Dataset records
>>>

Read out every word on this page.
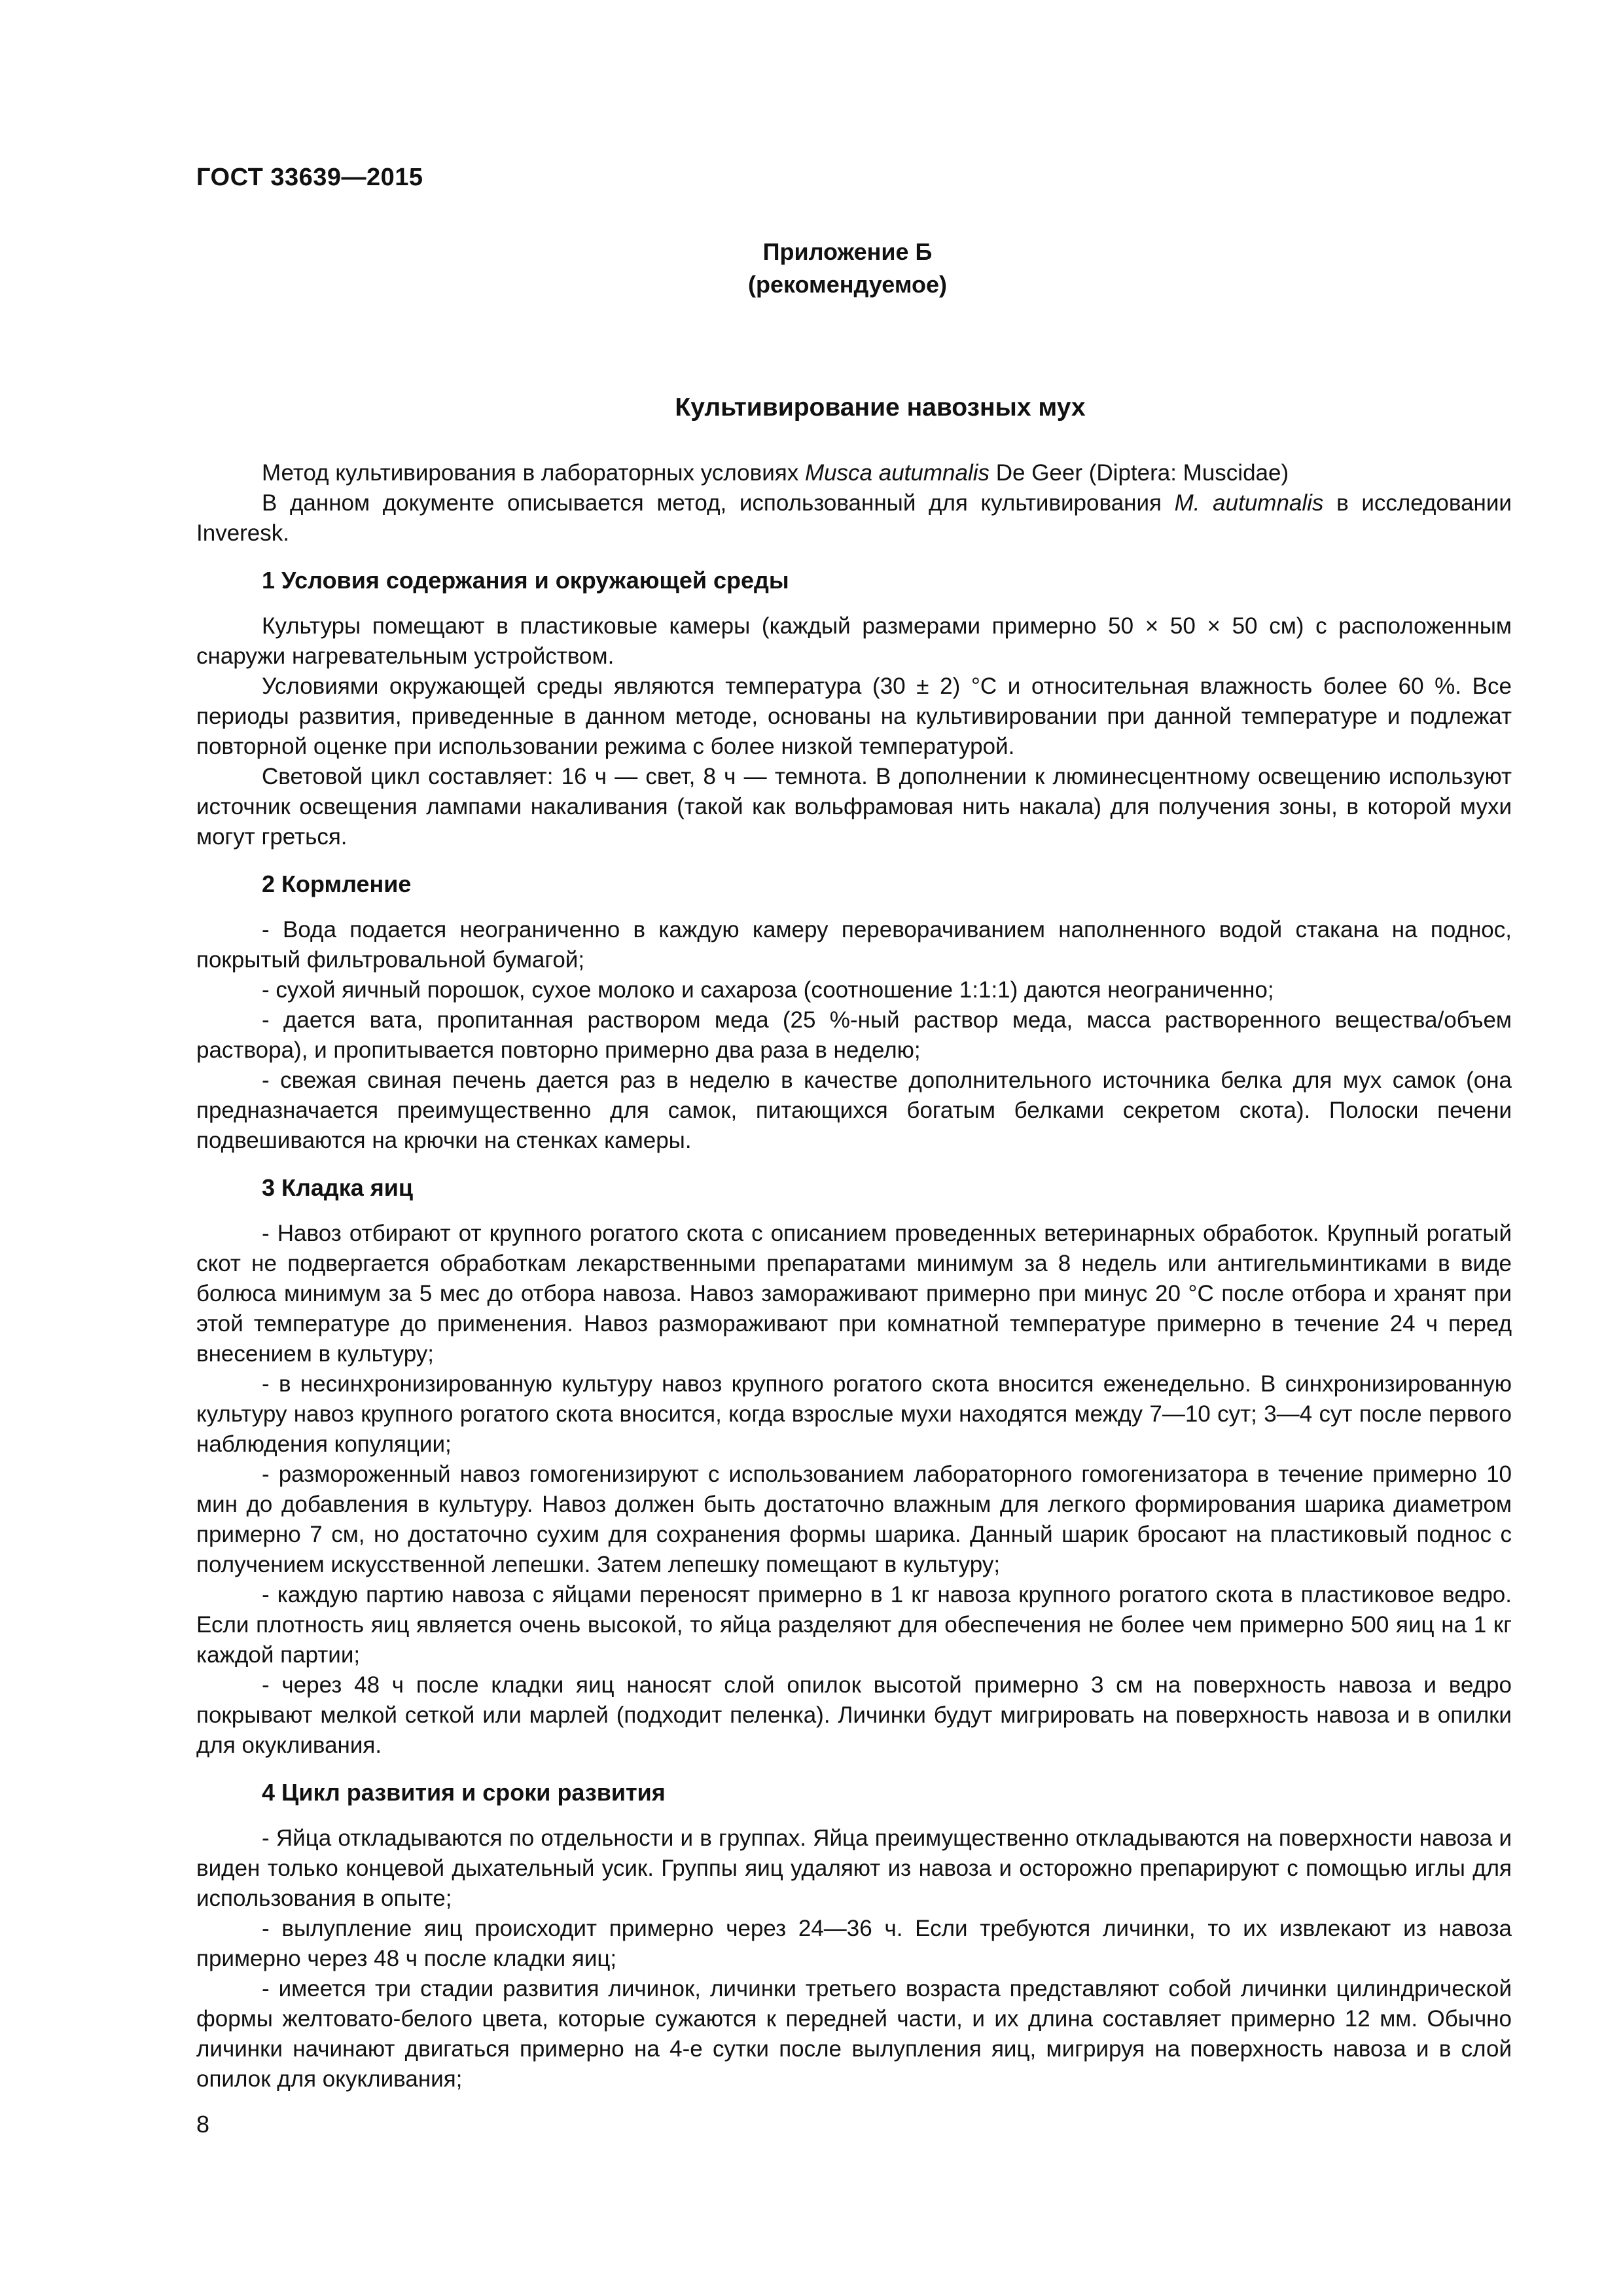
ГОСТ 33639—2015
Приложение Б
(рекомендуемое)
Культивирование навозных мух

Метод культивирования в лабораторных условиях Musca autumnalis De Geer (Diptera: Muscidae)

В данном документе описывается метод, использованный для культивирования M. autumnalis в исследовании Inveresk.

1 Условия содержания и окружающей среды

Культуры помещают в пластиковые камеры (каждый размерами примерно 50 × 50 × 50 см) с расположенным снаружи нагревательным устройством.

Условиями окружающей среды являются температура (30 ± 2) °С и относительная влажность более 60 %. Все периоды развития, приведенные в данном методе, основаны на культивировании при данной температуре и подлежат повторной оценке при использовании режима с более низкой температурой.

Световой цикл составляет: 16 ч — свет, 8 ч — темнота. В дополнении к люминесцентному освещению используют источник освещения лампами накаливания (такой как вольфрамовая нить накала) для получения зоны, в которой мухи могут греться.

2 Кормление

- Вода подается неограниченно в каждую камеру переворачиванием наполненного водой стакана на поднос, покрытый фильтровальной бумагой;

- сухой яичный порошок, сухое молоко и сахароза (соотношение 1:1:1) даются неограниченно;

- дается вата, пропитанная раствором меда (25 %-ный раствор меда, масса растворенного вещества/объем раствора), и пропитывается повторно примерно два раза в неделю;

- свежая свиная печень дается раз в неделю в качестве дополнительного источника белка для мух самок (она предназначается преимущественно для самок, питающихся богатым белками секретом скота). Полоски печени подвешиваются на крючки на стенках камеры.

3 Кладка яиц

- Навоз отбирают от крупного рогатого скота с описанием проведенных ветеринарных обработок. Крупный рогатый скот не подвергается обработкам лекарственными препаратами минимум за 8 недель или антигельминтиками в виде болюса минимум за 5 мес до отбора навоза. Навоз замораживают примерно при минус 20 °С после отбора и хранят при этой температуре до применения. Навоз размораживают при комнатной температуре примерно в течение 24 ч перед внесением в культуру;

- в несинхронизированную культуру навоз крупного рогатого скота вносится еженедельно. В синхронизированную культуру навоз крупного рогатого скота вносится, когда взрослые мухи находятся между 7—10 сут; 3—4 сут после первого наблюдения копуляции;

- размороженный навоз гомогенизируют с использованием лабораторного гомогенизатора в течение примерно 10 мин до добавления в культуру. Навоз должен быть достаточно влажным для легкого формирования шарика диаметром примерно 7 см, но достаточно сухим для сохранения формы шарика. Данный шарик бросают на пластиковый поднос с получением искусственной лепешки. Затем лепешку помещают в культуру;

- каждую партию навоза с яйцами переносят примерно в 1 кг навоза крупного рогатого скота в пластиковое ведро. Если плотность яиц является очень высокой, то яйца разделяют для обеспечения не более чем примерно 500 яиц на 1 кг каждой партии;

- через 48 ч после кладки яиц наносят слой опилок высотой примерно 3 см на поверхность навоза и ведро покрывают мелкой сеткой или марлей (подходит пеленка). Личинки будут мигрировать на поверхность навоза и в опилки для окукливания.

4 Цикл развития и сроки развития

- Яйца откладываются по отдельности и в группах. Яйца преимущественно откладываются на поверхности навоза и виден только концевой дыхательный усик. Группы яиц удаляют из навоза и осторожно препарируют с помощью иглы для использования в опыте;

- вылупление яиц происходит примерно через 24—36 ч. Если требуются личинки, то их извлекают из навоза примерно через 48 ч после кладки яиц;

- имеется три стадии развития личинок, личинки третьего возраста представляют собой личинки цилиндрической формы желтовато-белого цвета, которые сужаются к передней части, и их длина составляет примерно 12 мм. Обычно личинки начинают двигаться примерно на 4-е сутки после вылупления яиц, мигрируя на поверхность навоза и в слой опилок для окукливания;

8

<<<

* [Task instructions]: Pictures are excluded; copy every other part of the records exactly.

* [Result of this task]:
Read out every word on this page.
ГОСТ 33639—2015
Приложение Б
(рекомендуемое)
Культивирование навозных мух

Метод культивирования в лабораторных условиях Musca autumnalis De Geer (Diptera: Muscidae)

В данном документе описывается метод, использованный для культивирования M. autumnalis в исследовании Inveresk.

1 Условия содержания и окружающей среды

Культуры помещают в пластиковые камеры (каждый размерами примерно 50 × 50 × 50 см) с расположенным снаружи нагревательным устройством.

Условиями окружающей среды являются температура (30 ± 2) °С и относительная влажность более 60 %. Все периоды развития, приведенные в данном методе, основаны на культивировании при данной температуре и подлежат повторной оценке при использовании режима с более низкой температурой.

Световой цикл составляет: 16 ч — свет, 8 ч — темнота. В дополнении к люминесцентному освещению используют источник освещения лампами накаливания (такой как вольфрамовая нить накала) для получения зоны, в которой мухи могут греться.

2 Кормление

- Вода подается неограниченно в каждую камеру переворачиванием наполненного водой стакана на поднос, покрытый фильтровальной бумагой;

- сухой яичный порошок, сухое молоко и сахароза (соотношение 1:1:1) даются неограниченно;

- дается вата, пропитанная раствором меда (25 %-ный раствор меда, масса растворенного вещества/объем раствора), и пропитывается повторно примерно два раза в неделю;

- свежая свиная печень дается раз в неделю в качестве дополнительного источника белка для мух самок (она предназначается преимущественно для самок, питающихся богатым белками секретом скота). Полоски печени подвешиваются на крючки на стенках камеры.

3 Кладка яиц

- Навоз отбирают от крупного рогатого скота с описанием проведенных ветеринарных обработок. Крупный рогатый скот не подвергается обработкам лекарственными препаратами минимум за 8 недель или антигельминтиками в виде болюса минимум за 5 мес до отбора навоза. Навоз замораживают примерно при минус 20 °С после отбора и хранят при этой температуре до применения. Навоз размораживают при комнатной температуре примерно в течение 24 ч перед внесением в культуру;

- в несинхронизированную культуру навоз крупного рогатого скота вносится еженедельно. В синхронизированную культуру навоз крупного рогатого скота вносится, когда взрослые мухи находятся между 7—10 сут; 3—4 сут после первого наблюдения копуляции;

- размороженный навоз гомогенизируют с использованием лабораторного гомогенизатора в течение примерно 10 мин до добавления в культуру. Навоз должен быть достаточно влажным для легкого формирования шарика диаметром примерно 7 см, но достаточно сухим для сохранения формы шарика. Данный шарик бросают на пластиковый поднос с получением искусственной лепешки. Затем лепешку помещают в культуру;

- каждую партию навоза с яйцами переносят примерно в 1 кг навоза крупного рогатого скота в пластиковое ведро. Если плотность яиц является очень высокой, то яйца разделяют для обеспечения не более чем примерно 500 яиц на 1 кг каждой партии;

- через 48 ч после кладки яиц наносят слой опилок высотой примерно 3 см на поверхность навоза и ведро покрывают мелкой сеткой или марлей (подходит пеленка). Личинки будут мигрировать на поверхность навоза и в опилки для окукливания.

4 Цикл развития и сроки развития

- Яйца откладываются по отдельности и в группах. Яйца преимущественно откладываются на поверхности навоза и виден только концевой дыхательный усик. Группы яиц удаляют из навоза и осторожно препарируют с помощью иглы для использования в опыте;

- вылупление яиц происходит примерно через 24—36 ч. Если требуются личинки, то их извлекают из навоза примерно через 48 ч после кладки яиц;

- имеется три стадии развития личинок, личинки третьего возраста представляют собой личинки цилиндрической формы желтовато-белого цвета, которые сужаются к передней части, и их длина составляет примерно 12 мм. Обычно личинки начинают двигаться примерно на 4-е сутки после вылупления яиц, мигрируя на поверхность навоза и в слой опилок для окукливания;

8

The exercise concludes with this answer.